▸ **Stated problem**:
Can you give all the records again without altering a single character?

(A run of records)
* start *
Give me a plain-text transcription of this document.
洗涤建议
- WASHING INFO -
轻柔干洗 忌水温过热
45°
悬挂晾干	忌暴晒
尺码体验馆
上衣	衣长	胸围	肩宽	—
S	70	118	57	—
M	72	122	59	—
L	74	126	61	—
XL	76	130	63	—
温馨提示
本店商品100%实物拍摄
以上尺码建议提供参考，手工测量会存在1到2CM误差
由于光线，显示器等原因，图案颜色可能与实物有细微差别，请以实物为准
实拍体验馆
* end *
▸ **The response**:
Give me a plain-text transcription of this document.
洗涤建议
- WASHING INFO -
轻柔干洗 忌水温过热
45°
悬挂晾干	忌暴晒
尺码体验馆
上衣	衣长	胸围	肩宽	—
S	70	118	57	—
M	72	122	59	—
L	74	126	61	—
XL	76	130	63	—
温馨提示
本店商品100%实物拍摄
以上尺码建议提供参考，手工测量会存在1到2CM误差
由于光线，显示器等原因，图案颜色可能与实物有细微差别，请以实物为准
实拍体验馆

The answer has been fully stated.